[Consegna A]:
Rispondi a queste domande sul testo dedicato allo spettacolo Occhi felici:
(i) In che anno Ingeborg Bachmann scrisse Occhi felici?
(ii) A quale genere di teatro si è dedicato Giorgio Marini negli ultimi quindici anni?
(iii) Fino a che data lo spettacolo resta in scena al Teatro Florian di Pescara?

Occhi felici Occhi felici Regia Giorgio Marini

di Ingeborg Bachman
regia: Giorgio Marini
con Anna Paola Vellaccio, Elisabetta Piccolomini, Emanuele C.Viterbi
disegno luci: Vincenzo Raponi
Roma, Teatro India dal 28 marzo al 1 aprile 2007

Il Giornale, 10 aprile 2007
Il Manifesto, 1 aprile 2007
Corriere della Sera, 1 aprile 2007
La Repubblica, 2 aprile 2007
Miranda cambia occhiali per non vedere il male

Occhi felici di Ingeborg Bachmann, in scena al Teatro Florian di Pescara fino al 15 aprile e poi in tournée, è uno spettacolo che rifiuta la routine sempre più presente sui nostri palcoscenici. Esso segna il ritorno alla prosa di un maestro della regia di sperimentazione come Giorgio Marini, che ci aveva dato negli anni Sessanta-Ottanta spettacoli di grande originalità. Come non ricordare Doppio sogno di Schnitzler? Marini si è dedicato negli ultimi quindici anni al teatro lirico, dove si è imposto con le sue regie rigorose e insieme innovative.
Un elemento di interesse di questo spettacolo è il fatto che Occhi felici è la prima parte di un progetto triennale del Teatro Stabile d’Innovazione Florian dedicato al tema del doppio e dell’ombra, intrigante e ricco di prospettive. Occhi felici, scritto dall’austriaca Ingeborg Bachmann nel 1972, un anno prima della sua precoce scomparsa, è un racconto morale, centrato non soltanto sul rapporto fra Miranda e l’amica Stasi, che prenderà il suo posto nel cuore dell'amato Josef, ma anche e soprattutto sulla circostanza che Miranda è miope e astigmatica insieme. Ha bisogno, quindi, di cambiare continuamente gli occhiali. Questi occhi «che non vedono» sono «felici», come sottolinea il titolo, perché permettono a Miranda una percezione della realtà assai più sottile e penetrante. La Bachmann gioca tutto il racconto su una scrittura asettica, illuminata però da una sottile simbologia e dove prevale il monologo interiore.

[Consegna B]: Nei record, parti dalla riga che contiene "Text: 0.28: 0.28 <box>253 114 282 127</box>" e fermati dopo quella che contiene "Text: 25.17: 25.17 <box>468 155 504 168</box>". Riscrivi solo queste righe sostituendo "ASR+TTS" con "ASR-TTS" e lascia tutto il resto invariato.

Annotazioni spaziali:
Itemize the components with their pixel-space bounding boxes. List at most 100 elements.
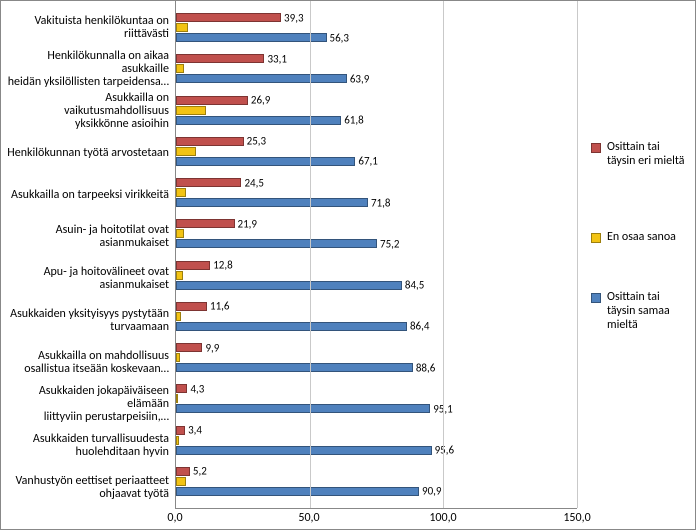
category-label: Vanhustyön eettiset periaatteetohjaavat … xyxy=(1,467,175,509)
bar-value-label: 61,8 xyxy=(344,114,363,127)
bar-group: 24,5 71,8 xyxy=(176,172,577,213)
bar-disagree: 9,9 xyxy=(176,343,202,352)
category-label: Asukkailla on tarpeeksi virikkeitä xyxy=(1,174,175,216)
bar-group: 4,3 95,1 xyxy=(176,378,577,419)
gridline xyxy=(310,1,311,508)
bar-value-label: 56,3 xyxy=(330,31,349,44)
bar-value-label: 90,9 xyxy=(422,485,441,498)
category-label: Asukkaiden turvallisuudestahuolehditaan … xyxy=(1,425,175,467)
bar-disagree: 11,6 xyxy=(176,302,207,311)
x-axis: 0,050,0100,0150,0 xyxy=(175,509,577,529)
bar-value-label: 11,6 xyxy=(210,300,229,313)
bar-disagree: 39,3 xyxy=(176,13,281,22)
bar-agree: 90,9 xyxy=(176,487,419,496)
legend-item: Osittain taitäysin samaamieltä xyxy=(591,291,670,332)
bar-agree: 67,1 xyxy=(176,157,355,166)
bar-agree: 61,8 xyxy=(176,116,341,125)
legend-label: Osittain taitäysin eri mieltä xyxy=(607,141,685,169)
bar-value-label: 12,8 xyxy=(213,259,232,272)
legend-item: En osaa sanoa xyxy=(591,231,676,245)
bar-value-label: 33,1 xyxy=(267,52,286,65)
category-label: Vakituista henkilökuntaa onriittävästi xyxy=(1,7,175,49)
category-label: Asukkaiden jokapäiväiseen elämäänliittyv… xyxy=(1,383,175,425)
bar-value-label: 84,5 xyxy=(405,279,424,292)
bar-agree: 63,9 xyxy=(176,74,347,83)
bar-group: 21,9 75,2 xyxy=(176,213,577,254)
bar-agree: 75,2 xyxy=(176,239,377,248)
bar-dontknow xyxy=(176,394,178,403)
category-label: Asukkailla on mahdollisuusosallistua its… xyxy=(1,342,175,384)
bar-dontknow xyxy=(176,106,206,115)
bar-dontknow xyxy=(176,188,186,197)
bar-agree: 95,6 xyxy=(176,446,432,455)
bar-value-label: 75,2 xyxy=(380,237,399,250)
category-label: Henkilökunnan työtä arvostetaan xyxy=(1,132,175,174)
bar-disagree: 26,9 xyxy=(176,96,248,105)
bar-agree: 88,6 xyxy=(176,363,413,372)
legend-swatch xyxy=(591,293,601,303)
bar-agree: 86,4 xyxy=(176,322,407,331)
bar-dontknow xyxy=(176,229,184,238)
bar-disagree: 25,3 xyxy=(176,137,244,146)
category-axis: Vakituista henkilökuntaa onriittävästiHe… xyxy=(1,1,175,529)
legend-swatch xyxy=(591,143,601,153)
category-label: Asuin- ja hoitotilat ovatasianmukaiset xyxy=(1,216,175,258)
bar-group: 39,3 56,3 xyxy=(176,7,577,48)
x-tick-label: 0,0 xyxy=(167,511,182,525)
bar-agree: 95,1 xyxy=(176,404,430,413)
x-tick-label: 100,0 xyxy=(429,511,456,525)
legend-label: En osaa sanoa xyxy=(607,231,676,245)
bar-value-label: 21,9 xyxy=(238,217,257,230)
legend-label: Osittain taitäysin samaamieltä xyxy=(607,291,670,332)
bar-value-label: 24,5 xyxy=(244,176,263,189)
bar-group: 33,1 63,9 xyxy=(176,48,577,89)
bar-disagree: 5,2 xyxy=(176,467,190,476)
bar-group: 5,2 90,9 xyxy=(176,461,577,502)
bar-value-label: 88,6 xyxy=(416,361,435,374)
bar-disagree: 3,4 xyxy=(176,426,185,435)
bar-value-label: 86,4 xyxy=(410,320,429,333)
bar-value-label: 3,4 xyxy=(188,424,202,437)
plot-area: 39,3 56,3 33,1 63,9 26,9 61,8 25,3 67,1 24,5 71,8… xyxy=(175,1,577,509)
x-tick-label: 50,0 xyxy=(298,511,319,525)
bar-value-label: 4,3 xyxy=(190,382,204,395)
bar-dontknow xyxy=(176,271,183,280)
bar-dontknow xyxy=(176,477,186,486)
bar-value-label: 63,9 xyxy=(350,72,369,85)
bar-value-label: 5,2 xyxy=(193,465,207,478)
bar-dontknow xyxy=(176,147,196,156)
legend: Osittain taitäysin eri mieltä En osaa san… xyxy=(577,1,695,529)
category-label: Asukkaiden yksityisyys pystytäänturvaama… xyxy=(1,300,175,342)
legend-item: Osittain taitäysin eri mieltä xyxy=(591,141,685,169)
bar-agree: 56,3 xyxy=(176,33,327,42)
bar-dontknow xyxy=(176,353,180,362)
plot-column: 39,3 56,3 33,1 63,9 26,9 61,8 25,3 67,1 24,5 71,8… xyxy=(175,1,577,529)
bar-agree: 84,5 xyxy=(176,281,402,290)
bar-disagree: 21,9 xyxy=(176,219,235,228)
legend-swatch xyxy=(591,233,601,243)
bar-disagree: 24,5 xyxy=(176,178,241,187)
bar-dontknow xyxy=(176,436,179,445)
bar-group: 3,4 95,6 xyxy=(176,420,577,461)
bar-disagree: 4,3 xyxy=(176,384,187,393)
bar-value-label: 67,1 xyxy=(358,155,377,168)
bar-group: 12,8 84,5 xyxy=(176,255,577,296)
bar-group: 26,9 61,8 xyxy=(176,90,577,131)
bar-dontknow xyxy=(176,23,188,32)
bar-value-label: 9,9 xyxy=(205,341,219,354)
chart-frame: Vakituista henkilökuntaa onriittävästiHe… xyxy=(0,0,696,530)
gridline xyxy=(443,1,444,508)
category-label: Henkilökunnalla on aikaa asukkailleheidä… xyxy=(1,49,175,91)
bar-agree: 71,8 xyxy=(176,198,368,207)
bar-value-label: 26,9 xyxy=(251,94,270,107)
bar-disagree: 33,1 xyxy=(176,54,264,63)
bar-dontknow xyxy=(176,312,181,321)
bar-group: 11,6 86,4 xyxy=(176,296,577,337)
bar-value-label: 71,8 xyxy=(371,196,390,209)
bar-dontknow xyxy=(176,64,184,73)
bar-disagree: 12,8 xyxy=(176,261,210,270)
bar-group: 9,9 88,6 xyxy=(176,337,577,378)
bar-group: 25,3 67,1 xyxy=(176,131,577,172)
category-label: Asukkailla on vaikutusmahdollisuusyksikk… xyxy=(1,91,175,133)
category-label: Apu- ja hoitovälineet ovatasianmukaiset xyxy=(1,258,175,300)
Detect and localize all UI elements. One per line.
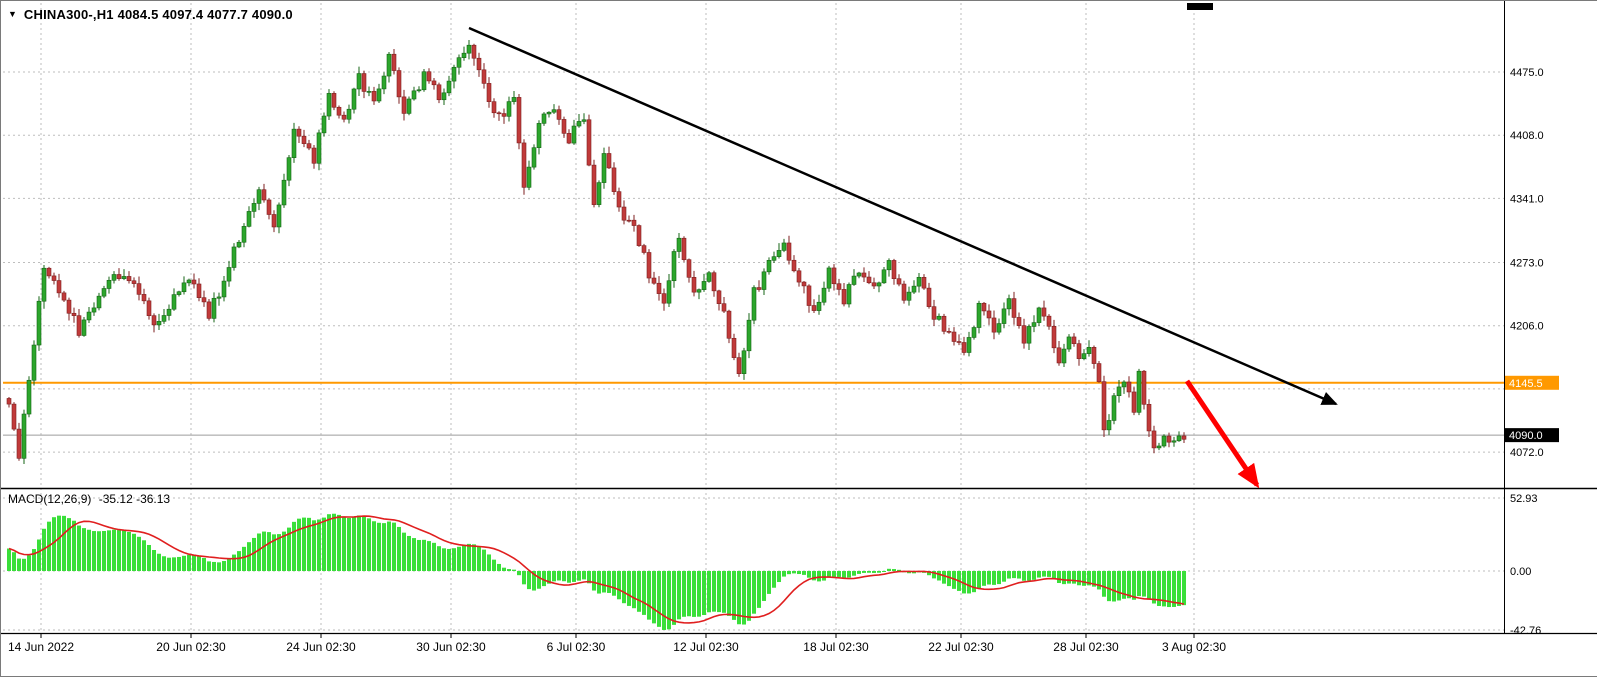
svg-text:4341.0: 4341.0: [1510, 193, 1544, 205]
svg-text:22 Jul 02:30: 22 Jul 02:30: [928, 640, 994, 654]
trendline[interactable]: [468, 26, 1338, 406]
svg-text:4206.0: 4206.0: [1510, 321, 1544, 333]
macd-indicator: [7, 513, 1186, 630]
chart-shift-marker[interactable]: [1187, 3, 1213, 10]
axis-labels: 4475.0 4408.0 4341.0 4273.0 4206.0 4072.0 4145…: [8, 67, 1559, 654]
macd-label: MACD(12,26,9): [8, 492, 92, 506]
svg-text:18 Jul 02:30: 18 Jul 02:30: [803, 640, 869, 654]
svg-text:6 Jul 02:30: 6 Jul 02:30: [547, 640, 606, 654]
ohlc-values: 4084.5 4097.4 4077.7 4090.0: [117, 7, 293, 22]
svg-text:4408.0: 4408.0: [1510, 130, 1544, 142]
svg-text:24 Jun 02:30: 24 Jun 02:30: [286, 640, 356, 654]
svg-text:3 Aug 02:30: 3 Aug 02:30: [1162, 640, 1226, 654]
hline-price-tag[interactable]: [1505, 375, 1559, 390]
symbol-period-label: CHINA300-,H1: [23, 7, 114, 22]
svg-text:0.00: 0.00: [1510, 566, 1531, 578]
svg-text:20 Jun 02:30: 20 Jun 02:30: [156, 640, 226, 654]
svg-text:4475.0: 4475.0: [1510, 67, 1544, 79]
chart-title: ▼ CHINA300-,H1 4084.5 4097.4 4077.7 4090…: [8, 7, 293, 22]
svg-text:4072.0: 4072.0: [1510, 447, 1544, 459]
current-price-tag[interactable]: [1505, 428, 1559, 443]
svg-text:52.93: 52.93: [1510, 493, 1538, 505]
svg-text:-42.76: -42.76: [1510, 625, 1541, 637]
svg-text:30 Jun 02:30: 30 Jun 02:30: [416, 640, 486, 654]
drawing-objects[interactable]: [468, 26, 1338, 489]
svg-text:14 Jun 2022: 14 Jun 2022: [8, 640, 74, 654]
macd-indicator-label: MACD(12,26,9) -35.12 -36.13: [8, 492, 174, 506]
svg-text:4145.5: 4145.5: [1509, 378, 1543, 390]
horizontal-price-lines[interactable]: [3, 381, 1504, 436]
symbol-dropdown-icon[interactable]: ▼: [8, 9, 18, 19]
svg-text:4090.0: 4090.0: [1509, 430, 1543, 442]
svg-text:12 Jul 02:30: 12 Jul 02:30: [673, 640, 739, 654]
red-arrow[interactable]: [1184, 379, 1260, 489]
panel-frame: [1, 1, 1597, 635]
svg-text:28 Jul 02:30: 28 Jul 02:30: [1053, 640, 1119, 654]
macd-values: -35.12 -36.13: [98, 492, 171, 506]
svg-text:4273.0: 4273.0: [1510, 258, 1544, 270]
candlesticks: [6, 40, 1187, 465]
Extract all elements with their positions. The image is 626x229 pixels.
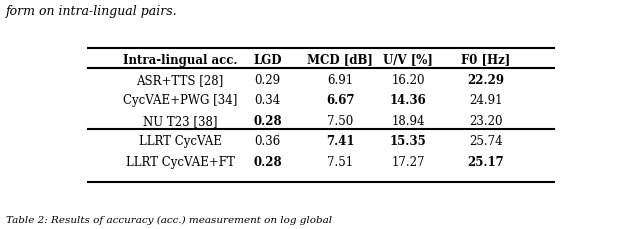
Text: 0.28: 0.28 <box>253 114 282 127</box>
Text: 0.36: 0.36 <box>254 135 280 147</box>
Text: ASR+TTS [28]: ASR+TTS [28] <box>136 74 223 87</box>
Text: 18.94: 18.94 <box>391 114 425 127</box>
Text: 25.74: 25.74 <box>469 135 503 147</box>
Text: LLRT CycVAE+FT: LLRT CycVAE+FT <box>126 155 235 168</box>
Text: 15.35: 15.35 <box>390 135 426 147</box>
Text: 0.28: 0.28 <box>253 155 282 168</box>
Text: 6.67: 6.67 <box>326 94 354 107</box>
Text: 25.17: 25.17 <box>468 155 504 168</box>
Text: 22.29: 22.29 <box>467 74 505 87</box>
Text: MCD [dB]: MCD [dB] <box>307 53 373 66</box>
Text: 16.20: 16.20 <box>391 74 425 87</box>
Text: NU T23 [38]: NU T23 [38] <box>143 114 217 127</box>
Text: 17.27: 17.27 <box>391 155 425 168</box>
Text: 7.51: 7.51 <box>327 155 353 168</box>
Text: 0.29: 0.29 <box>254 74 280 87</box>
Text: 0.34: 0.34 <box>254 94 280 107</box>
Text: CycVAE+PWG [34]: CycVAE+PWG [34] <box>123 94 237 107</box>
Text: 24.91: 24.91 <box>469 94 503 107</box>
Text: 7.50: 7.50 <box>327 114 353 127</box>
Text: F0 [Hz]: F0 [Hz] <box>461 53 510 66</box>
Text: LLRT CycVAE: LLRT CycVAE <box>139 135 222 147</box>
Text: 6.91: 6.91 <box>327 74 353 87</box>
Text: 14.36: 14.36 <box>390 94 426 107</box>
Text: form on intra-lingual pairs.: form on intra-lingual pairs. <box>6 5 178 18</box>
Text: LGD: LGD <box>253 53 282 66</box>
Text: Table 2: Results of accuracy (acc.) measurement on log global: Table 2: Results of accuracy (acc.) meas… <box>6 215 332 224</box>
Text: 23.20: 23.20 <box>469 114 503 127</box>
Text: 7.41: 7.41 <box>326 135 354 147</box>
Text: Intra-lingual acc.: Intra-lingual acc. <box>123 53 237 66</box>
Text: U/V [%]: U/V [%] <box>383 53 433 66</box>
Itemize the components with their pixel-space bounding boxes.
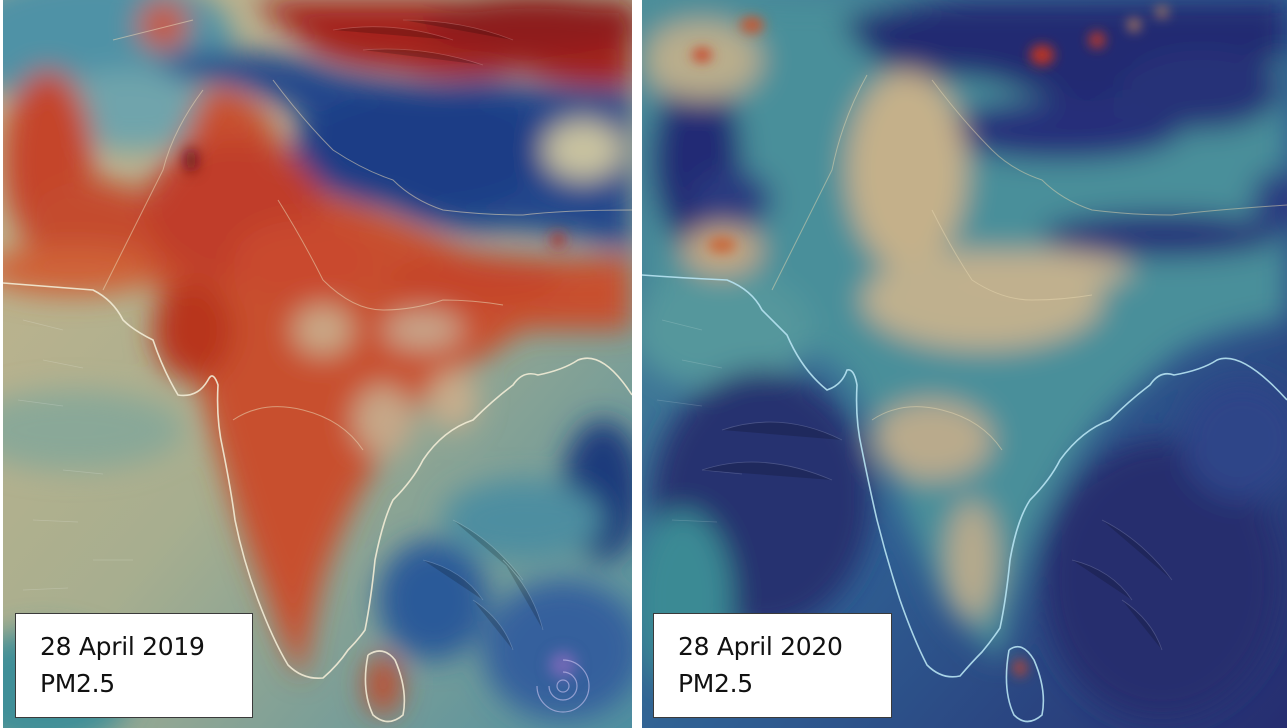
label-date-2019: 28 April 2019 [40,632,205,661]
wind-streaks [17,19,544,651]
pm25-map-2020: 28 April 2020 PM2.5 [642,0,1287,728]
pm25-heatmap-2020 [642,0,1287,728]
label-box-2019: 28 April 2019 PM2.5 [15,613,253,718]
panel-divider [632,0,642,728]
cyclone-swirl [536,659,590,713]
pm25-map-2019: 28 April 2019 PM2.5 [3,0,632,728]
borders [102,19,632,451]
label-pollutant-2020: PM2.5 [678,669,753,698]
coastline [3,282,632,723]
label-pollutant-2019: PM2.5 [40,669,115,698]
label-box-2020: 28 April 2020 PM2.5 [653,613,892,718]
borders [771,74,1287,451]
label-date-2020: 28 April 2020 [678,632,843,661]
wind-streaks [656,319,1173,651]
coastline [642,274,1287,723]
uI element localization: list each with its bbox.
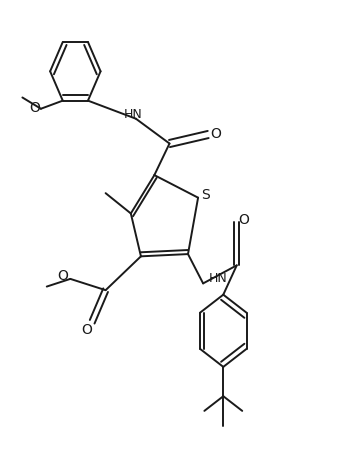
Text: O: O xyxy=(82,323,93,337)
Text: O: O xyxy=(210,128,221,142)
Text: HN: HN xyxy=(124,108,143,121)
Text: HN: HN xyxy=(209,272,228,286)
Text: O: O xyxy=(239,213,250,227)
Text: O: O xyxy=(58,269,68,283)
Text: S: S xyxy=(201,188,210,202)
Text: O: O xyxy=(29,101,40,115)
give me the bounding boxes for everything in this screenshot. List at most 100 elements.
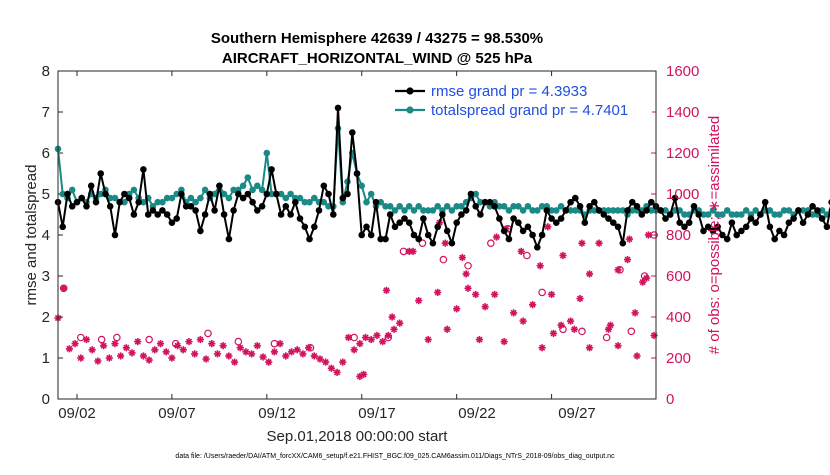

[Risposta scritta A]:
(i) Nel 1972.
(ii) Al teatro lirico.
(iii) Fino al 15 aprile.

[Risposta scritta B]:
Text: 0.28: 0.28 <box>253 114 282 127</box>
Text: 0.36: 0.36 <box>254 135 280 147</box>
Text: ASR-TTS [28]: ASR-TTS [28] <box>136 74 223 87</box>
Text: 18.94: 18.94 <box>391 114 425 127</box>
Text: 25.74: 25.74 <box>469 135 503 147</box>
Text: LLRT CycVAE+FT: LLRT CycVAE+FT <box>126 155 235 168</box>
Text: 15.35: 15.35 <box>390 135 426 147</box>
Text: 0.28: 0.28 <box>253 155 282 168</box>
Text: 6.67: 6.67 <box>326 94 354 107</box>
Text: 25.17: 25.17 <box>468 155 504 168</box>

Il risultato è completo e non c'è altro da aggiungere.